OBJECTIVE: Transcribe all the entries word for word, but omit the images.

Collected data
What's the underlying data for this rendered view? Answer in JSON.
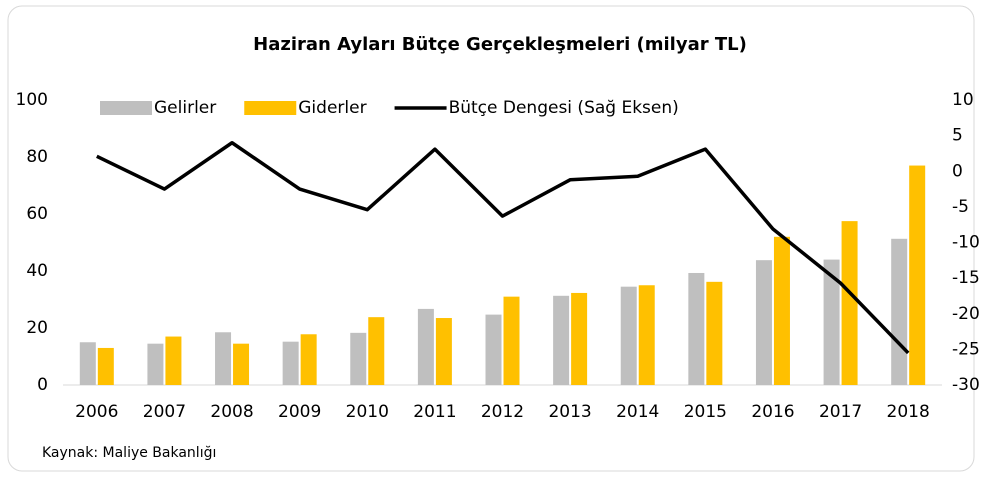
{
  "chart_data": {
    "type": "bar_line",
    "title": "Haziran Ayları Bütçe Gerçekleşmeleri (milyar TL)",
    "source": "Kaynak: Maliye Bakanlığı",
    "categories": [
      "2006",
      "2007",
      "2008",
      "2009",
      "2010",
      "2011",
      "2012",
      "2013",
      "2014",
      "2015",
      "2016",
      "2017",
      "2018"
    ],
    "series": [
      {
        "name": "Gelirler",
        "color": "#bfbfbf",
        "type": "bar",
        "values": [
          15,
          14.5,
          18.5,
          15.2,
          18.3,
          26.7,
          24.7,
          31.3,
          34.5,
          39.3,
          43.8,
          44,
          51.3
        ]
      },
      {
        "name": "Giderler",
        "color": "#ffc000",
        "type": "bar",
        "values": [
          13,
          17,
          14.5,
          17.8,
          23.8,
          23.5,
          31,
          32.3,
          35,
          36.2,
          52,
          57.5,
          77
        ]
      },
      {
        "name": "Bütçe Dengesi (Sağ Eksen)",
        "color": "#000000",
        "type": "line",
        "axis": "y2",
        "values": [
          2.1,
          -2.5,
          4.0,
          -2.5,
          -5.4,
          3.1,
          -6.3,
          -1.2,
          -0.7,
          3.1,
          -8.1,
          -15.7,
          -25.5
        ]
      }
    ],
    "ylim": [
      0,
      100
    ],
    "yticks": [
      0,
      20,
      40,
      60,
      80,
      100
    ],
    "y2lim": [
      -30,
      10
    ],
    "y2ticks": [
      -30,
      -25,
      -20,
      -15,
      -10,
      -5,
      0,
      5,
      10
    ],
    "legend": "top",
    "grid": false
  }
}
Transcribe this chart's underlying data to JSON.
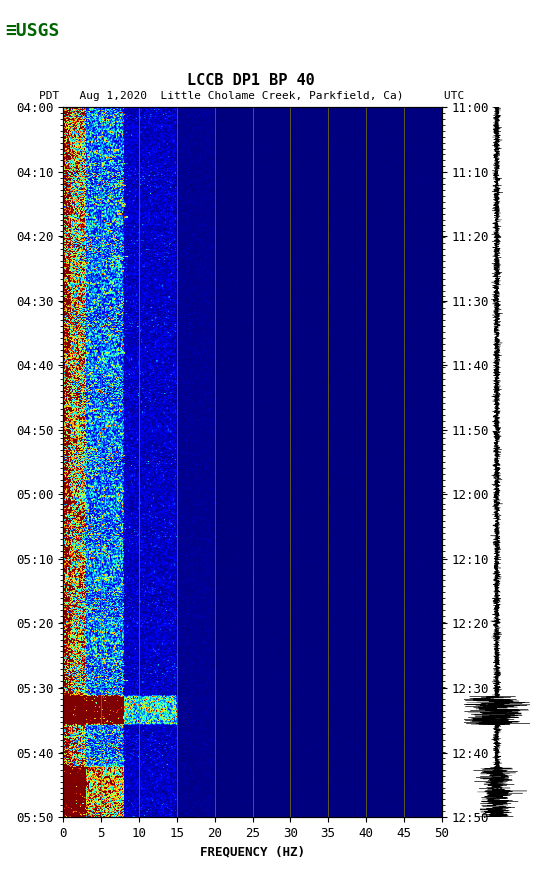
{
  "title_line1": "LCCB DP1 BP 40",
  "title_line2": "PDT   Aug 1,2020  Little Cholame Creek, Parkfield, Ca)      UTC",
  "left_times": [
    "04:00",
    "04:10",
    "04:20",
    "04:30",
    "04:40",
    "04:50",
    "05:00",
    "05:10",
    "05:20",
    "05:30",
    "05:40",
    "05:50"
  ],
  "right_times": [
    "11:00",
    "11:10",
    "11:20",
    "11:30",
    "11:40",
    "11:50",
    "12:00",
    "12:10",
    "12:20",
    "12:30",
    "12:40",
    "12:50"
  ],
  "freq_min": 0,
  "freq_max": 50,
  "freq_ticks": [
    0,
    5,
    10,
    15,
    20,
    25,
    30,
    35,
    40,
    45,
    50
  ],
  "freq_label": "FREQUENCY (HZ)",
  "vertical_lines": [
    5,
    10,
    15,
    20,
    25,
    30,
    35,
    40,
    45
  ],
  "n_time_steps": 720,
  "n_freq_bins": 500,
  "background_color": "#ffffff",
  "usgs_green": "#006400",
  "title_color": "#000000",
  "colormap": "jet",
  "vline_color": "#8B8000",
  "vline_lw": 0.6
}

WRITTEN SOLUTION:
What's the underlying data for this rendered view? Answer in JSON.
{
  "chart_data": {
    "type": "bar_line",
    "title": "Haziran Ayları Bütçe Gerçekleşmeleri (milyar TL)",
    "source": "Kaynak: Maliye Bakanlığı",
    "categories": [
      "2006",
      "2007",
      "2008",
      "2009",
      "2010",
      "2011",
      "2012",
      "2013",
      "2014",
      "2015",
      "2016",
      "2017",
      "2018"
    ],
    "series": [
      {
        "name": "Gelirler",
        "color": "#bfbfbf",
        "type": "bar",
        "values": [
          15,
          14.5,
          18.5,
          15.2,
          18.3,
          26.7,
          24.7,
          31.3,
          34.5,
          39.3,
          43.8,
          44,
          51.3
        ]
      },
      {
        "name": "Giderler",
        "color": "#ffc000",
        "type": "bar",
        "values": [
          13,
          17,
          14.5,
          17.8,
          23.8,
          23.5,
          31,
          32.3,
          35,
          36.2,
          52,
          57.5,
          77
        ]
      },
      {
        "name": "Bütçe Dengesi (Sağ Eksen)",
        "color": "#000000",
        "type": "line",
        "axis": "y2",
        "values": [
          2.1,
          -2.5,
          4.0,
          -2.5,
          -5.4,
          3.1,
          -6.3,
          -1.2,
          -0.7,
          3.1,
          -8.1,
          -15.7,
          -25.5
        ]
      }
    ],
    "ylim": [
      0,
      100
    ],
    "yticks": [
      0,
      20,
      40,
      60,
      80,
      100
    ],
    "y2lim": [
      -30,
      10
    ],
    "y2ticks": [
      -30,
      -25,
      -20,
      -15,
      -10,
      -5,
      0,
      5,
      10
    ],
    "legend": "top",
    "grid": false
  }
}
Transcribe this chart's underlying data to JSON.
{
  "title_line1": "LCCB DP1 BP 40",
  "title_line2": "PDT   Aug 1,2020  Little Cholame Creek, Parkfield, Ca)      UTC",
  "left_times": [
    "04:00",
    "04:10",
    "04:20",
    "04:30",
    "04:40",
    "04:50",
    "05:00",
    "05:10",
    "05:20",
    "05:30",
    "05:40",
    "05:50"
  ],
  "right_times": [
    "11:00",
    "11:10",
    "11:20",
    "11:30",
    "11:40",
    "11:50",
    "12:00",
    "12:10",
    "12:20",
    "12:30",
    "12:40",
    "12:50"
  ],
  "freq_min": 0,
  "freq_max": 50,
  "freq_ticks": [
    0,
    5,
    10,
    15,
    20,
    25,
    30,
    35,
    40,
    45,
    50
  ],
  "freq_label": "FREQUENCY (HZ)",
  "vertical_lines": [
    5,
    10,
    15,
    20,
    25,
    30,
    35,
    40,
    45
  ],
  "n_time_steps": 720,
  "n_freq_bins": 500,
  "background_color": "#ffffff",
  "usgs_green": "#006400",
  "title_color": "#000000",
  "colormap": "jet",
  "vline_color": "#8B8000",
  "vline_lw": 0.6
}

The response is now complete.